* **TASK STATEMENT**:
Give the entries again, word for word.

────────────────────

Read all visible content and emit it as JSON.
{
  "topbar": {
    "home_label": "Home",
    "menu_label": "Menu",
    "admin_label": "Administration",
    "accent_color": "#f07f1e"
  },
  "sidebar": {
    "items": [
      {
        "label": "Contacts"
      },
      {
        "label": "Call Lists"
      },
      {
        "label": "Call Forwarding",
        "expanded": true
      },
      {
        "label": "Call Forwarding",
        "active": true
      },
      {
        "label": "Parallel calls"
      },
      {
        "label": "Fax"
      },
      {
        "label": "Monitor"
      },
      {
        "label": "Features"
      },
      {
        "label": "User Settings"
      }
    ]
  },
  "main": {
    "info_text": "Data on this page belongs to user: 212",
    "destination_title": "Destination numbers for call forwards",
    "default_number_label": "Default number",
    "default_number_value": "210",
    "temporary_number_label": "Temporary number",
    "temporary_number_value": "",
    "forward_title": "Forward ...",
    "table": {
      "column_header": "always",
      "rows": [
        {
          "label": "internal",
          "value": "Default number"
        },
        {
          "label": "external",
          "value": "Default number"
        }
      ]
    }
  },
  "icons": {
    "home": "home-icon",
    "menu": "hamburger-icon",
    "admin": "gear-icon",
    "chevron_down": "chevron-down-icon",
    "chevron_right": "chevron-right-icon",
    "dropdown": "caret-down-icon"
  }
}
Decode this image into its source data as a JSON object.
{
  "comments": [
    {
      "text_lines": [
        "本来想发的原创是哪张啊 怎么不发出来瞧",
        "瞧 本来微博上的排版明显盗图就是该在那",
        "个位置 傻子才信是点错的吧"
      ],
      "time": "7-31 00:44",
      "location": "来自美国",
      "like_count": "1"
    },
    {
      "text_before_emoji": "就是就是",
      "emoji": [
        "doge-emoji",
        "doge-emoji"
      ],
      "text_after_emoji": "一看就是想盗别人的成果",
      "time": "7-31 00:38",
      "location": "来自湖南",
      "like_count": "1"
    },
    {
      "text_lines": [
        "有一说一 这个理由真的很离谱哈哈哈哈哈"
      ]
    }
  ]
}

────────────────────

* **EXERCISE SOLUTION**:
Read all visible content and emit it as JSON.
{
  "topbar": {
    "home_label": "Home",
    "menu_label": "Menu",
    "admin_label": "Administration",
    "accent_color": "#f07f1e"
  },
  "sidebar": {
    "items": [
      {
        "label": "Contacts"
      },
      {
        "label": "Call Lists"
      },
      {
        "label": "Call Forwarding",
        "expanded": true
      },
      {
        "label": "Call Forwarding",
        "active": true
      },
      {
        "label": "Parallel calls"
      },
      {
        "label": "Fax"
      },
      {
        "label": "Monitor"
      },
      {
        "label": "Features"
      },
      {
        "label": "User Settings"
      }
    ]
  },
  "main": {
    "info_text": "Data on this page belongs to user: 212",
    "destination_title": "Destination numbers for call forwards",
    "default_number_label": "Default number",
    "default_number_value": "210",
    "temporary_number_label": "Temporary number",
    "temporary_number_value": "",
    "forward_title": "Forward ...",
    "table": {
      "column_header": "always",
      "rows": [
        {
          "label": "internal",
          "value": "Default number"
        },
        {
          "label": "external",
          "value": "Default number"
        }
      ]
    }
  },
  "icons": {
    "home": "home-icon",
    "menu": "hamburger-icon",
    "admin": "gear-icon",
    "chevron_down": "chevron-down-icon",
    "chevron_right": "chevron-right-icon",
    "dropdown": "caret-down-icon"
  }
}
Decode this image into its source data as a JSON object.
{
  "comments": [
    {
      "text_lines": [
        "本来想发的原创是哪张啊 怎么不发出来瞧",
        "瞧 本来微博上的排版明显盗图就是该在那",
        "个位置 傻子才信是点错的吧"
      ],
      "time": "7-31 00:44",
      "location": "来自美国",
      "like_count": "1"
    },
    {
      "text_before_emoji": "就是就是",
      "emoji": [
        "doge-emoji",
        "doge-emoji"
      ],
      "text_after_emoji": "一看就是想盗别人的成果",
      "time": "7-31 00:38",
      "location": "来自湖南",
      "like_count": "1"
    },
    {
      "text_lines": [
        "有一说一 这个理由真的很离谱哈哈哈哈哈"
      ]
    }
  ]
}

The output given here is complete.